WRITTEN PROBLEM => Records follow. Copy every line with "further".

--- Start of SOURCE DATA ---

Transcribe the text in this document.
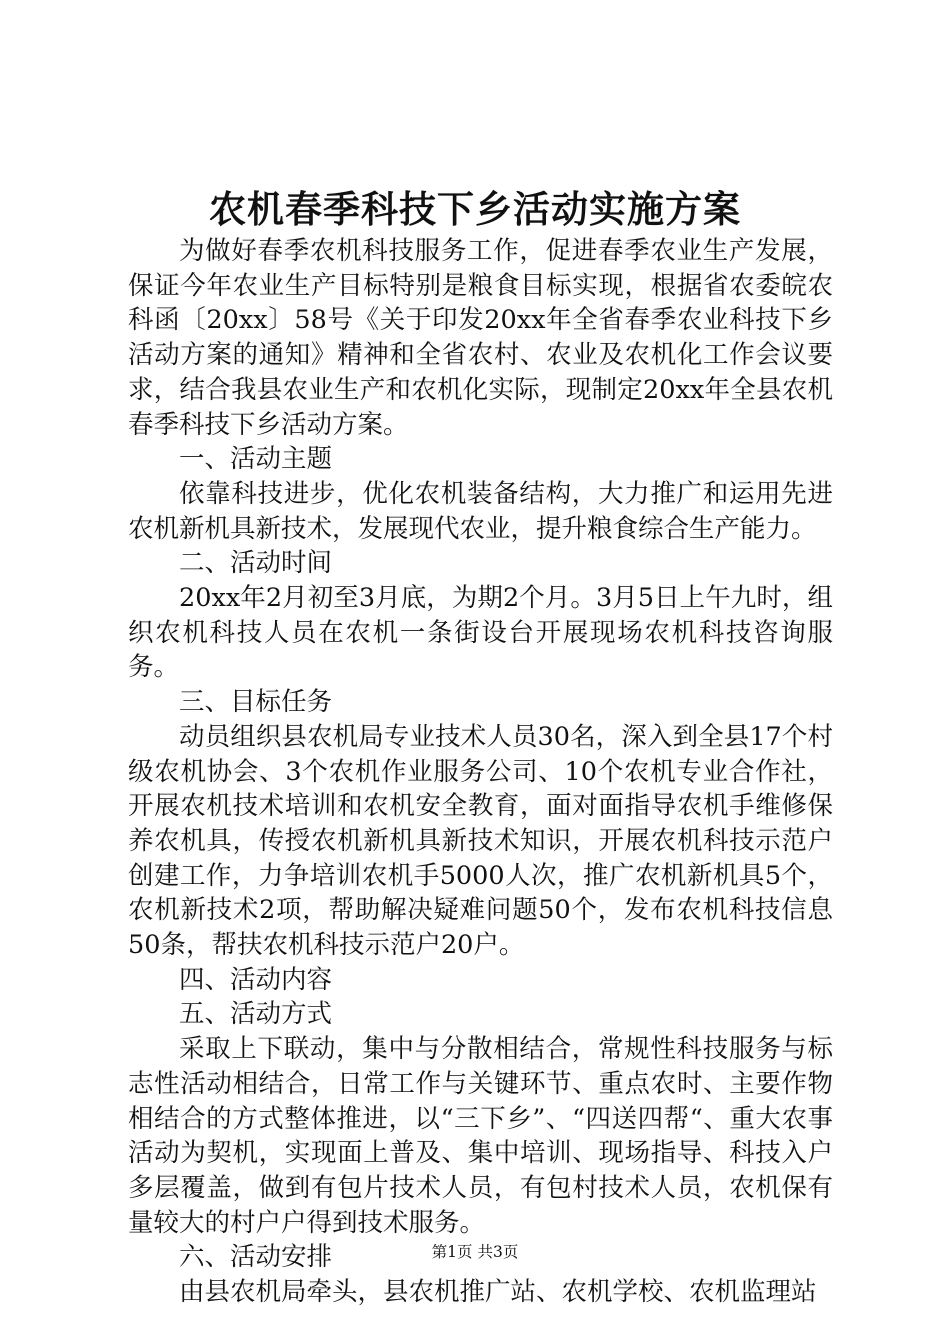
农机春季科技下乡活动实施方案

为做好春季农机科技服务工作，促进春季农业生产发展，保证今年农业生产目标特别是粮食目标实现，根据省农委皖农科函〔20xx〕58号《关于印发20xx年全省春季农业科技下乡活动方案的通知》精神和全省农村、农业及农机化工作会议要求，结合我县农业生产和农机化实际，现制定20xx年全县农机春季科技下乡活动方案。

一、活动主题

依靠科技进步，优化农机装备结构，大力推广和运用先进农机新机具新技术，发展现代农业，提升粮食综合生产能力。

二、活动时间

20xx年2月初至3月底，为期2个月。3月5日上午九时，组织农机科技人员在农机一条街设台开展现场农机科技咨询服务。

三、目标任务

动员组织县农机局专业技术人员30名，深入到全县17个村级农机协会、3个农机作业服务公司、10个农机专业合作社，开展农机技术培训和农机安全教育，面对面指导农机手维修保养农机具，传授农机新机具新技术知识，开展农机科技示范户创建工作，力争培训农机手5000人次，推广农机新机具5个，农机新技术2项，帮助解决疑难问题50个，发布农机科技信息50条，帮扶农机科技示范户20户。

四、活动内容
五、活动方式

采取上下联动，集中与分散相结合，常规性科技服务与标志性活动相结合，日常工作与关键环节、重点农时、主要作物相结合的方式整体推进，以“三下乡”、“四送四帮“、重大农事活动为契机，实现面上普及、集中培训、现场指导、科技入户多层覆盖，做到有包片技术人员，有包村技术人员，农机保有量较大的村户户得到技术服务。

六、活动安排

由县农机局牵头，县农机推广站、农机学校、农机监理站

第1页 共3页
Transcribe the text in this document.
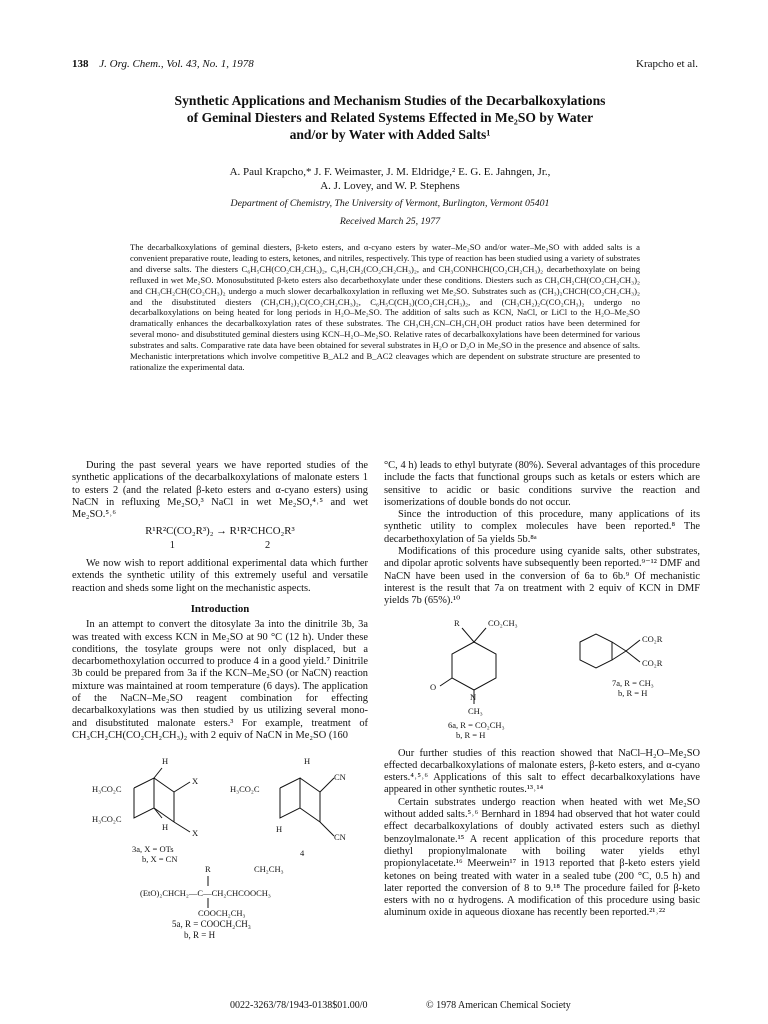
138 J. Org. Chem., Vol. 43, No. 1, 1978	Krapcho et al.
Synthetic Applications and Mechanism Studies of the Decarbalkoxylations
of Geminal Diesters and Related Systems Effected in Me₂SO by Water
and/or by Water with Added Salts¹
A. Paul Krapcho,* J. F. Weimaster, J. M. Eldridge,² E. G. E. Jahngen, Jr.,
A. J. Lovey, and W. P. Stephens
Department of Chemistry, The University of Vermont, Burlington, Vermont 05401
Received March 25, 1977
The decarbalkoxylations of geminal diesters, β-keto esters, and α-cyano esters by water–Me₂SO and/or water–Me₂SO with added salts is a convenient preparative route, leading to esters, ketones, and nitriles, respectively. This type of reaction has been studied using a variety of substrates and diverse salts. The diesters C₆H₅CH(CO₂CH₂CH₃)₂, C₆H₅CH₂(CO₂CH₂CH₃)₂, and CH₃CONHCH(CO₂CH₂CH₃)₂ decarbethoxylate on being refluxed in wet Me₂SO. Monosubstituted β-keto esters also decarbethoxylate under these conditions. Diesters such as CH₃CH₂CH(CO₂CH₂CH₃)₂ and CH₃CH₂CH(CO₂CH₃)₂ undergo a much slower decarbalkoxylation in refluxing wet Me₂SO. Substrates such as (CH₃)₂CHCH(CO₂CH₂CH₃)₂ and the disubstituted diesters (CH₃CH₂)₂C(CO₂CH₂CH₃)₂, C₆H₅C(CH₃)(CO₂CH₂CH₃)₂, and (CH₃CH₂)₂C(CO₂CH₃)₂ undergo no decarbalkoxylations on being heated for long periods in H₂O–Me₂SO. The addition of salts such as KCN, NaCl, or LiCl to the H₂O–Me₂SO dramatically enhances the decarbalkoxylation rates of these substrates. The CH₃CH₂CN–CH₃CH₂OH product ratios have been determined for several mono- and disubstituted geminal diesters using KCN–H₂O–Me₂SO. Relative rates of decarbalkoxylations have been determined for various substrates and salts. Comparative rate data have been obtained for several substrates in H₂O or D₂O in Me₂SO in the presence and absence of salts. Mechanistic interpretations which involve competitive B_AL2 and B_AC2 cleavages which are dependent on substrate structure are presented to rationalize the experimental data.

During the past several years we have reported studies of the synthetic applications of the decarbalkoxylations of malonate esters 1 to esters 2 (and the related β-keto esters and α-cyano esters) using NaCN in refluxing Me₂SO,³ NaCl in wet Me₂SO,⁴˒⁵ and wet Me₂SO.⁵˒⁶

R¹R²C(CO₂R³)₂ → R¹R²CHCO₂R³
1	2

We now wish to report additional experimental data which further extends the synthetic utility of this extremely useful and versatile reaction and sheds some light on the mechanistic aspects.

Introduction

In an attempt to convert the ditosylate 3a into the dinitrile 3b, 3a was treated with excess KCN in Me₂SO at 90 °C (12 h). Under these conditions, the tosylate groups were not only displaced, but a decarbomethoxylation occurred to produce 4 in a good yield.⁷ Dinitrile 3b could be prepared from 3a if the KCN–Me₂SO (or NaCN) reaction mixture was maintained at room temperature (6 days). The application of the NaCN–Me₂SO reagent combination for effecting decarbalkoxylations was then studied by us utilizing several mono- and disubstituted malonate esters.³ For example, treatment of CH₃CH₂CH(CO₂CH₂CH₃)₂ with 2 equiv of NaCN in Me₂SO (160

H₃CO₂C
H₃CO₂C
X
X
H
H
3a, X = OTs
b, X = CN
H₃CO₂C
CN
CN
H
H
4
R	CH₂CH₃
(EtO)₂CHCH₂—C—CH₂CHCOOCH₃
COOCH₂CH₃
5a, R = COOCH₂CH₃
b, R = H

°C, 4 h) leads to ethyl butyrate (80%). Several advantages of this procedure include the facts that functional groups such as ketals or esters which are sensitive to acidic or basic conditions survive the reaction and isomerizations of double bonds do not occur.

Since the introduction of this procedure, many applications of its synthetic utility to complex molecules have been reported.⁸ The decarbethoxylation of 5a yields 5b.⁸ᵃ

Modifications of this procedure using cyanide salts, other substrates, and dipolar aprotic solvents have subsequently been reported.⁹⁻¹² DMF and NaCN have been used in the conversion of 6a to 6b.⁹ Of mechanistic interest is the result that 7a on treatment with 2 equiv of KCN in DMF yields 7b (65%).¹⁰

R	CO₂CH₃
O
N
CH₃
6a, R = CO₂CH₃
b, R = H
CO₂R
CO₂R
7a, R = CH₃
b, R = H

Our further studies of this reaction showed that NaCl–H₂O–Me₂SO effected decarbalkoxylations of malonate esters, β-keto esters, and α-cyano esters.⁴˒⁵˒⁶ Applications of this salt to effect decarbalkoxylations have appeared in other synthetic routes.¹³˒¹⁴

Certain substrates undergo reaction when heated with wet Me₂SO without added salts.⁵˒⁶ Bernhard in 1894 had observed that hot water could effect decarbalkoxylations of doubly activated esters such as diethyl benzoylmalonate.¹⁵ A recent application of this procedure reports that diethyl propionylmalonate with boiling water yields ethyl propionylacetate.¹⁶ Meerwein¹⁷ in 1913 reported that β-keto esters yield ketones on being treated with water in a sealed tube (200 °C, 0.5 h) and later reported the conversion of 8 to 9.¹⁸ The procedure failed for β-keto esters with no α hydrogens. A modification of this procedure using basic aluminum oxide in aqueous dioxane has recently been reported.²¹˒²²

0022-3263/78/1943-0138$01.00/0	© 1978 American Chemical Society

--- End of SOURCE DATA ---

ANSWER TO THIS PROBLEM =>
We now wish to report additional experimental data which further extends the synthetic utility of this extremely useful and versatile reaction and sheds some light on the mechanistic aspects.
Our further studies of this reaction showed that NaCl–H₂O–Me₂SO effected decarbalkoxylations of malonate esters, β-keto esters, and α-cyano esters.⁴˒⁵˒⁶ Applications of this salt to effect decarbalkoxylations have appeared in other synthetic routes.¹³˒¹⁴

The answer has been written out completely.